### [Task directions]
Wherever the word "Sort" shows up in a line, please copy that line.

┌──

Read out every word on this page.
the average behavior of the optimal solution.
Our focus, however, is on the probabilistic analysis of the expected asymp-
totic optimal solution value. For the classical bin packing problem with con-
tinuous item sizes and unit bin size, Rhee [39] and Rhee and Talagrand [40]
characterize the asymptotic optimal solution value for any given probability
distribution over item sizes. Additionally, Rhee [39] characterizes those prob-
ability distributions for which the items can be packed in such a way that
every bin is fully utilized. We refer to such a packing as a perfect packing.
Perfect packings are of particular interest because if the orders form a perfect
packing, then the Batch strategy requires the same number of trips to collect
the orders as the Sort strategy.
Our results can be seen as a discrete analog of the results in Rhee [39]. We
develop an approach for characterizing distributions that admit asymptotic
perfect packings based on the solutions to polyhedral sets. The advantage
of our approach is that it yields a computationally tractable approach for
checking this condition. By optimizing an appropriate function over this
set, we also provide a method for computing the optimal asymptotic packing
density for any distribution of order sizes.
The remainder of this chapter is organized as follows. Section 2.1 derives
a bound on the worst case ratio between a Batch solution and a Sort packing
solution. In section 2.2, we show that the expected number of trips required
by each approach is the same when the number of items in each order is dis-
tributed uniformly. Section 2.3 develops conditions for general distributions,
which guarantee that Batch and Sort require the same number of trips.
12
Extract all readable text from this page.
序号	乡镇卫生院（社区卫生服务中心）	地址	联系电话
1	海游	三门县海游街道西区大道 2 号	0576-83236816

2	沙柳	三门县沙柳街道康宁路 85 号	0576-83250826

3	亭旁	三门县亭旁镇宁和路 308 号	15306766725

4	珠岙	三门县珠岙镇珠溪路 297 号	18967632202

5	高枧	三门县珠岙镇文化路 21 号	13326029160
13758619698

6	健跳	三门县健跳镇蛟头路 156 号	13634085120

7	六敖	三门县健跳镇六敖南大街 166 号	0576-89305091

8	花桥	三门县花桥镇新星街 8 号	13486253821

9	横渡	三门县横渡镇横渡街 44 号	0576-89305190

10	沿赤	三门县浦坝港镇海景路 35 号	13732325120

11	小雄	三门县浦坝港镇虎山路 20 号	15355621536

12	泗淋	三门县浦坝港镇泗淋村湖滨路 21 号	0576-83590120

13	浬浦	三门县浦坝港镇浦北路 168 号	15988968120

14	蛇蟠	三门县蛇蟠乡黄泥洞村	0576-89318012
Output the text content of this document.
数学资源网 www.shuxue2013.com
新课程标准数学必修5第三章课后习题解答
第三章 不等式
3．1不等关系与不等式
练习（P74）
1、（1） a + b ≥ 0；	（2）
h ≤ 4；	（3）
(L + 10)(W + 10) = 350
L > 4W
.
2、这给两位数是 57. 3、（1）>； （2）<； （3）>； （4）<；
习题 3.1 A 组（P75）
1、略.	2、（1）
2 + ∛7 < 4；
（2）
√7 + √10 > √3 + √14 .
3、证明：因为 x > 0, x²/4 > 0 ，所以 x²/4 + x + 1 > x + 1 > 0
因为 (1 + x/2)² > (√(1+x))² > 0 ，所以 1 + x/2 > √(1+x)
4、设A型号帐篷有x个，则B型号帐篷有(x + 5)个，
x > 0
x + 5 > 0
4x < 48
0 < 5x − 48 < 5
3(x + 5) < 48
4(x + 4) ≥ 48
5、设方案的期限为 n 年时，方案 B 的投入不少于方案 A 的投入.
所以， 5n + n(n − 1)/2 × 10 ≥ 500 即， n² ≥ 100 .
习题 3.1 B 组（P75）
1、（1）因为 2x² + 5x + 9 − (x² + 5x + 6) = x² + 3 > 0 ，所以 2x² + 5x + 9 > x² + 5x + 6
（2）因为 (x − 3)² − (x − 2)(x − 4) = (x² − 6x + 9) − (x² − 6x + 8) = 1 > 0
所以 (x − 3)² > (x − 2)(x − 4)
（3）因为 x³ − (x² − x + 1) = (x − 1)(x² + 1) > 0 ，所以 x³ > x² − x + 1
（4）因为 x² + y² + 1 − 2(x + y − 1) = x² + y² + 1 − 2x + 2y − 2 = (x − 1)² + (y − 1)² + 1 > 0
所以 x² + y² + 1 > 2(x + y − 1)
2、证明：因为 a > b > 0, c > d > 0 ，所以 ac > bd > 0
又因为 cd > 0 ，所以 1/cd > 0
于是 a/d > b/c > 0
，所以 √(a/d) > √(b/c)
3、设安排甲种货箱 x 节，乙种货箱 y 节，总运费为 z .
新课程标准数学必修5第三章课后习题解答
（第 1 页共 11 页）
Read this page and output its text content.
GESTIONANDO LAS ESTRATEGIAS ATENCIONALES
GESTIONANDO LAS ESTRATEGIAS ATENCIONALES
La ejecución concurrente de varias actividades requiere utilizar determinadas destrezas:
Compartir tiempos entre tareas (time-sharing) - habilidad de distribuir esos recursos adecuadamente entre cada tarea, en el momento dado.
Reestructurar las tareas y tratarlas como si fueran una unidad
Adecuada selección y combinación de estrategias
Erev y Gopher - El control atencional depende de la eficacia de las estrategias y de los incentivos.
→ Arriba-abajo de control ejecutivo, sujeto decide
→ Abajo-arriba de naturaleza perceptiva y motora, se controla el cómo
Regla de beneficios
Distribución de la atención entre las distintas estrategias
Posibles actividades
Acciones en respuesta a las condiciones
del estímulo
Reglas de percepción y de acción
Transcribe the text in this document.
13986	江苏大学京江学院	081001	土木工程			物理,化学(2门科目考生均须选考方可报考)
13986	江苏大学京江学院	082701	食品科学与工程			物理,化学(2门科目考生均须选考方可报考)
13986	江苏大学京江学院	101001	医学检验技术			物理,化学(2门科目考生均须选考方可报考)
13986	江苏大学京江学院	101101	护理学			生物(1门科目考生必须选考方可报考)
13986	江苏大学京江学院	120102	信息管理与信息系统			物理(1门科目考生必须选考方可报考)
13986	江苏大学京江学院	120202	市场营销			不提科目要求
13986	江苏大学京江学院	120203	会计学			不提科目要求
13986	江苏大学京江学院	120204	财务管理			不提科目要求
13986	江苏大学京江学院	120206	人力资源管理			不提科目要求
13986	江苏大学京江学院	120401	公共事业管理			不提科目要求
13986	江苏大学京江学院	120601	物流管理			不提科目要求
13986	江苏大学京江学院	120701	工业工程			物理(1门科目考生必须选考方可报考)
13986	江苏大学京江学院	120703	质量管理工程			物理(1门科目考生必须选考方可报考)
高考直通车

└──

### [Written response]
the orders as the Sort strategy.
a bound on the worst case ratio between a Batch solution and a Sort packing
which guarantee that Batch and Sort require the same number of trips.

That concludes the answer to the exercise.